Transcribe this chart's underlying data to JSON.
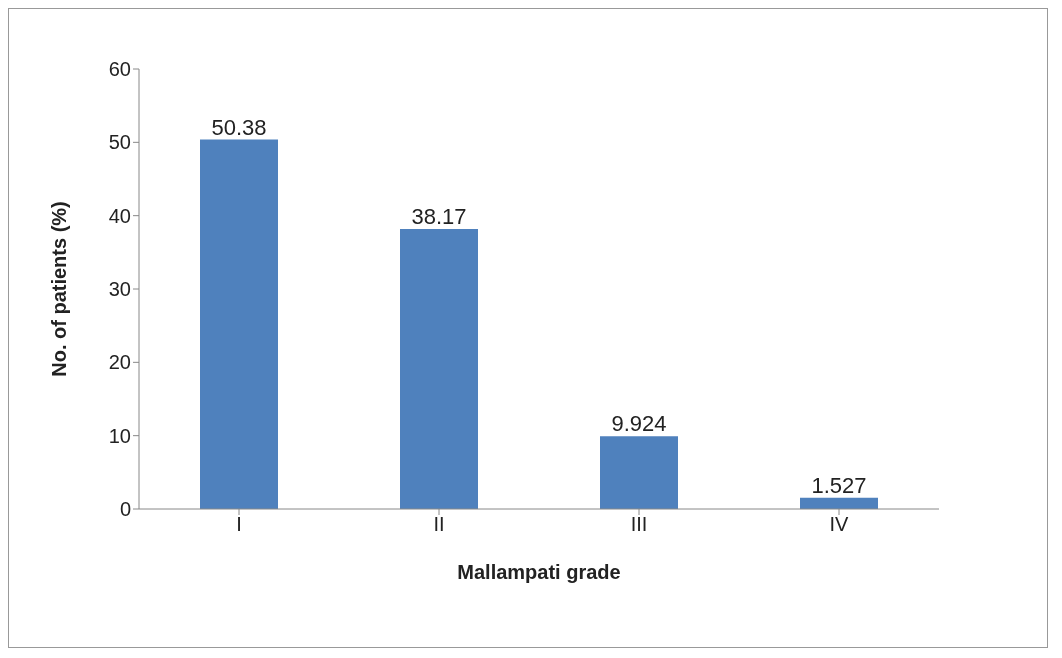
{
  "chart_data": {
    "type": "bar",
    "categories": [
      "I",
      "II",
      "III",
      "IV"
    ],
    "values": [
      50.38,
      38.17,
      9.924,
      1.527
    ],
    "color": "#4f81bd",
    "xlabel": "Mallampati grade",
    "ylabel": "No. of patients (%)",
    "ylim": [
      0,
      60
    ],
    "yticks": [
      0,
      10,
      20,
      30,
      40,
      50,
      60
    ],
    "data_labels": true,
    "grid": false,
    "legend": false
  }
}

▶ BRIEF:
For the entries above, return an exact copy that omits the images.

▶ REPLY TO THE TASK:
Transcribe this chart's underlying data to JSON.
{
  "chart_data": {
    "type": "bar",
    "categories": [
      "I",
      "II",
      "III",
      "IV"
    ],
    "values": [
      50.38,
      38.17,
      9.924,
      1.527
    ],
    "color": "#4f81bd",
    "xlabel": "Mallampati grade",
    "ylabel": "No. of patients (%)",
    "ylim": [
      0,
      60
    ],
    "yticks": [
      0,
      10,
      20,
      30,
      40,
      50,
      60
    ],
    "data_labels": true,
    "grid": false,
    "legend": false
  }
}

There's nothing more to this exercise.